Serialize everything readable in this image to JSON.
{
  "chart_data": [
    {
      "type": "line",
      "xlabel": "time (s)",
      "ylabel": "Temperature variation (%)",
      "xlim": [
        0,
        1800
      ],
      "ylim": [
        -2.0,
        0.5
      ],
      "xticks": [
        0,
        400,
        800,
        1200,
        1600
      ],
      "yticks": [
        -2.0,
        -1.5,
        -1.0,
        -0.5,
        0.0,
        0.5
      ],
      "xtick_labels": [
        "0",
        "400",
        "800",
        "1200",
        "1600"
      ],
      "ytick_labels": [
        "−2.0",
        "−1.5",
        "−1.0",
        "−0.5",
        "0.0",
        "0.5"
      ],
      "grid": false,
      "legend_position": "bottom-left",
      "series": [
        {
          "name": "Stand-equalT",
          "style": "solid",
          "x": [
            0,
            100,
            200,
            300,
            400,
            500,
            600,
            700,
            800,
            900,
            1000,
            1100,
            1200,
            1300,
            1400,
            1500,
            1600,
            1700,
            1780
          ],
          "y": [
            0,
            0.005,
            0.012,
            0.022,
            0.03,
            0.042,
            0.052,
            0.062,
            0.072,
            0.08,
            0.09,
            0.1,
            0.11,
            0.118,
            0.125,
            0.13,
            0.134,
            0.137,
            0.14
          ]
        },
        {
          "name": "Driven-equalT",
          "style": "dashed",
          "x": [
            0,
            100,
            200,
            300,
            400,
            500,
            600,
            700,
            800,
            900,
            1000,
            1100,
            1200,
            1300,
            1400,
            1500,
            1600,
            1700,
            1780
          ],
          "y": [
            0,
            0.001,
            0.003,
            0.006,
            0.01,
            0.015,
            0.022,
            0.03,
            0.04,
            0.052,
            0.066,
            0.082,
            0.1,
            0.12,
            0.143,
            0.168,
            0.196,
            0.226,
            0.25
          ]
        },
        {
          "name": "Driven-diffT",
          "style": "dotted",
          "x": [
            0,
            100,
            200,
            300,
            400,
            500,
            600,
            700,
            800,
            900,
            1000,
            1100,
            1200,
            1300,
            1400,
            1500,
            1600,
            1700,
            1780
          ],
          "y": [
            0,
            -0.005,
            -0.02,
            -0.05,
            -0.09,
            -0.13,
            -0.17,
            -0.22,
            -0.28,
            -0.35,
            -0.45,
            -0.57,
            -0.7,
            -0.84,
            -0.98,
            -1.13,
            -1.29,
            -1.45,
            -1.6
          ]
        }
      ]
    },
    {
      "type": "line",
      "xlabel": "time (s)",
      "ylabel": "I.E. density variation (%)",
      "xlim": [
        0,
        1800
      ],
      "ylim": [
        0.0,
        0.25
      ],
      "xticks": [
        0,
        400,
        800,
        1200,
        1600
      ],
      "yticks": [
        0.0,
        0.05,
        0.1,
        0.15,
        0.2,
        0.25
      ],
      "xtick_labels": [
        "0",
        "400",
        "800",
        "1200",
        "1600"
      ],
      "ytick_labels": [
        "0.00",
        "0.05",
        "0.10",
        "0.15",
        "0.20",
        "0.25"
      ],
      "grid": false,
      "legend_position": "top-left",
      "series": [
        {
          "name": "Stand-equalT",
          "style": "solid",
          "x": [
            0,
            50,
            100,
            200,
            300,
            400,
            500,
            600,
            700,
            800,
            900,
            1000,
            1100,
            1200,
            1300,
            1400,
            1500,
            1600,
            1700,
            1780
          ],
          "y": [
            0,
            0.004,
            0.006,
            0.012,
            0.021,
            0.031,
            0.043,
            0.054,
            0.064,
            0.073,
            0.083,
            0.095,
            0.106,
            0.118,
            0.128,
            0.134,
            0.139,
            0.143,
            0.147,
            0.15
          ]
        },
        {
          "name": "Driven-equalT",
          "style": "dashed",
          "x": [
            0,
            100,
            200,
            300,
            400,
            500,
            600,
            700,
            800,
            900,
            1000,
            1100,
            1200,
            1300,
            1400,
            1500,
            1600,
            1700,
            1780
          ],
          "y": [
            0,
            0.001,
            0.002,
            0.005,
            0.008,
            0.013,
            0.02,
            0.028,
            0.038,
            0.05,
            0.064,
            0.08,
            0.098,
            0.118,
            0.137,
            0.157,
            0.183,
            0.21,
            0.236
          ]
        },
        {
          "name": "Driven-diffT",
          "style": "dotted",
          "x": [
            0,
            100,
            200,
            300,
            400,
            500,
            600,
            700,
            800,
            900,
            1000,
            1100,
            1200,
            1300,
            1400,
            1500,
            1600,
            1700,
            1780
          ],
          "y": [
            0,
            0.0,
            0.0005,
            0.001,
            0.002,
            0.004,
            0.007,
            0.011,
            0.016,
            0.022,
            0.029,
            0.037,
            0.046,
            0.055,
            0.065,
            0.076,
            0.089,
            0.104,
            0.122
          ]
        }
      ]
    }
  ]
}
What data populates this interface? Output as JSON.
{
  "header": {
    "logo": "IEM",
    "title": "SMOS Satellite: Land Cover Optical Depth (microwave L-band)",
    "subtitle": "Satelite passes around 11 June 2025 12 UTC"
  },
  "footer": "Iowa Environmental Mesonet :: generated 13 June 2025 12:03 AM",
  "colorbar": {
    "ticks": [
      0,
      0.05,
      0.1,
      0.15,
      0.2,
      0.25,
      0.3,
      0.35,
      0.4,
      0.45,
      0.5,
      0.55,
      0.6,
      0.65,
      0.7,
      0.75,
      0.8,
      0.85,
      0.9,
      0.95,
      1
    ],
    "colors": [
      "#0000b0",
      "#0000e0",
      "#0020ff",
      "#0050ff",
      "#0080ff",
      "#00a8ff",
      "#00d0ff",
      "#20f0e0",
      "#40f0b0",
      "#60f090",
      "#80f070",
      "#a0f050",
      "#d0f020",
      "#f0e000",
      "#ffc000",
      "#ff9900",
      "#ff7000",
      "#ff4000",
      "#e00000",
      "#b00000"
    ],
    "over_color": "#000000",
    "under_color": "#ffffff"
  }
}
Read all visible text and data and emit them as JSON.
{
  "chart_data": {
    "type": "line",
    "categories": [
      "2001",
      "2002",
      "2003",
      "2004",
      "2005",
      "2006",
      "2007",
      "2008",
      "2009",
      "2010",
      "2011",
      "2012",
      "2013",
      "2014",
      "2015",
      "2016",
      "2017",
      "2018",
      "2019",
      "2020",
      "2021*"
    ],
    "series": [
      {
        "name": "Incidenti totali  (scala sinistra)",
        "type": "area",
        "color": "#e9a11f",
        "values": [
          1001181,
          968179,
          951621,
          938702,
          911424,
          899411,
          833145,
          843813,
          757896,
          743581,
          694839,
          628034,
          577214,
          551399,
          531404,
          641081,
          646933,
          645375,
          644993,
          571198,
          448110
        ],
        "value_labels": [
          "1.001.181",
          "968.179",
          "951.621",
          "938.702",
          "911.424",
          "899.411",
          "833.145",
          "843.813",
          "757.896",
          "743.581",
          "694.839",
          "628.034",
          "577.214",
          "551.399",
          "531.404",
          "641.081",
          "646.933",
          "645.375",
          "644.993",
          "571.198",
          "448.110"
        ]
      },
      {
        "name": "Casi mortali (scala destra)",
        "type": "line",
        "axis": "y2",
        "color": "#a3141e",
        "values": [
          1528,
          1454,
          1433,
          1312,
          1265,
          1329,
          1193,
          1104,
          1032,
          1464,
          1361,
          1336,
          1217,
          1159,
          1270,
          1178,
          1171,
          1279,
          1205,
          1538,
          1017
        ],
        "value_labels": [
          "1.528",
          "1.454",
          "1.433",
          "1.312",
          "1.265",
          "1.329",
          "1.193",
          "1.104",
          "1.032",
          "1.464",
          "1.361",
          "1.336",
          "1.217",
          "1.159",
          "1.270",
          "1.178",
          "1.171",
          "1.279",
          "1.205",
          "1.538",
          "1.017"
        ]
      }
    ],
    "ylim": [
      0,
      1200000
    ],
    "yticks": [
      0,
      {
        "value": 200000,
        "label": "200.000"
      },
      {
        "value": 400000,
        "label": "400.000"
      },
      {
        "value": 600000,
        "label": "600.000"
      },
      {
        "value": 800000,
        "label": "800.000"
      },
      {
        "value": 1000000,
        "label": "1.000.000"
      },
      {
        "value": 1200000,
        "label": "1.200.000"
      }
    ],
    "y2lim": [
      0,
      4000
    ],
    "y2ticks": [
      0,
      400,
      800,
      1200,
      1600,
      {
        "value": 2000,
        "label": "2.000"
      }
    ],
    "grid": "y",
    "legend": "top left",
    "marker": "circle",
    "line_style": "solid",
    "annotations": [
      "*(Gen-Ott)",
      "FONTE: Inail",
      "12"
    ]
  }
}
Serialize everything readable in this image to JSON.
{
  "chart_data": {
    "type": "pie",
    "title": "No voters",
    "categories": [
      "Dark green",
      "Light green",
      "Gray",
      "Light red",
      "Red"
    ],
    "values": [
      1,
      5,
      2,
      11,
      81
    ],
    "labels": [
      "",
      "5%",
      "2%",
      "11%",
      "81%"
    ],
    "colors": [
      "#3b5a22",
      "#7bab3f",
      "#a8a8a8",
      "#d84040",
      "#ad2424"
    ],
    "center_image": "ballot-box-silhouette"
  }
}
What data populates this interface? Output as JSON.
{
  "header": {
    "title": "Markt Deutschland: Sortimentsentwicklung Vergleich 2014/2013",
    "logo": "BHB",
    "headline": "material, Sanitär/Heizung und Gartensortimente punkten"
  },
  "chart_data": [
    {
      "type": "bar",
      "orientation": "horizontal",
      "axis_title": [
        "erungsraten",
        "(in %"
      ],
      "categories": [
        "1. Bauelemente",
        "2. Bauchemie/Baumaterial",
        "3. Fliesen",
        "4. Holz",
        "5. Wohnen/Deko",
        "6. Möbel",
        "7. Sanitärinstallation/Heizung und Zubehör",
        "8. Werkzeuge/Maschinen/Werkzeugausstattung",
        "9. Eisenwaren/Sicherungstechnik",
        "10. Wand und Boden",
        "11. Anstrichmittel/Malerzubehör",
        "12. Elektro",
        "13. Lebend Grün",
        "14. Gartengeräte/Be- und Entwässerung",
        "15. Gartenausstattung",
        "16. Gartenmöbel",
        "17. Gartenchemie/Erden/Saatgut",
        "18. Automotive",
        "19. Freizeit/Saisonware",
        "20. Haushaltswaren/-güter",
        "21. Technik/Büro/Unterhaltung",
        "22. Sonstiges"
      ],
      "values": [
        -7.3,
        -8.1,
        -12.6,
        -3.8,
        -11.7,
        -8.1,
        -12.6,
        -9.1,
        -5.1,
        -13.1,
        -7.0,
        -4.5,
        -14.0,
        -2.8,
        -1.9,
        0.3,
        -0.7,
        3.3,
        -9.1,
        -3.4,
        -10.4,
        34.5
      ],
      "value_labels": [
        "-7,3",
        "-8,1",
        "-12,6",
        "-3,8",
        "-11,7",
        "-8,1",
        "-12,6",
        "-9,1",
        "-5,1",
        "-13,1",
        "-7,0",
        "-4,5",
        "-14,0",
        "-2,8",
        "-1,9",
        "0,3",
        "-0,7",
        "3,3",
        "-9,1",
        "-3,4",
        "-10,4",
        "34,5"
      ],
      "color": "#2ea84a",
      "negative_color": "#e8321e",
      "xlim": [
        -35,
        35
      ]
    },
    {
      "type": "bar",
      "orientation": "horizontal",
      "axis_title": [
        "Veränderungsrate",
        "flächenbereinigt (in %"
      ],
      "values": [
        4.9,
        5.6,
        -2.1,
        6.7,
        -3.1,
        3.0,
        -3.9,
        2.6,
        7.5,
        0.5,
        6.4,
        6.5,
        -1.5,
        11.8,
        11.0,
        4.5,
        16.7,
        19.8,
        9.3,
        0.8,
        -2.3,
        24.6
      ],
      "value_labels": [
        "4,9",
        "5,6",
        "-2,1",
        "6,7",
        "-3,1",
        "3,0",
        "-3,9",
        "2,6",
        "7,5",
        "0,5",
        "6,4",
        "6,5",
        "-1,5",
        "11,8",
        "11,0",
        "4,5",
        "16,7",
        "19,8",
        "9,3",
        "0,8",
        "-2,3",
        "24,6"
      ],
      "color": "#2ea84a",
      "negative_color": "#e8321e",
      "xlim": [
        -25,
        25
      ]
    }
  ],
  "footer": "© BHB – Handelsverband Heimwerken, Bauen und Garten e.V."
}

- **Given request**
Going over the lines above, work out how many include "footer", then give only that number.

- **Correct result**
2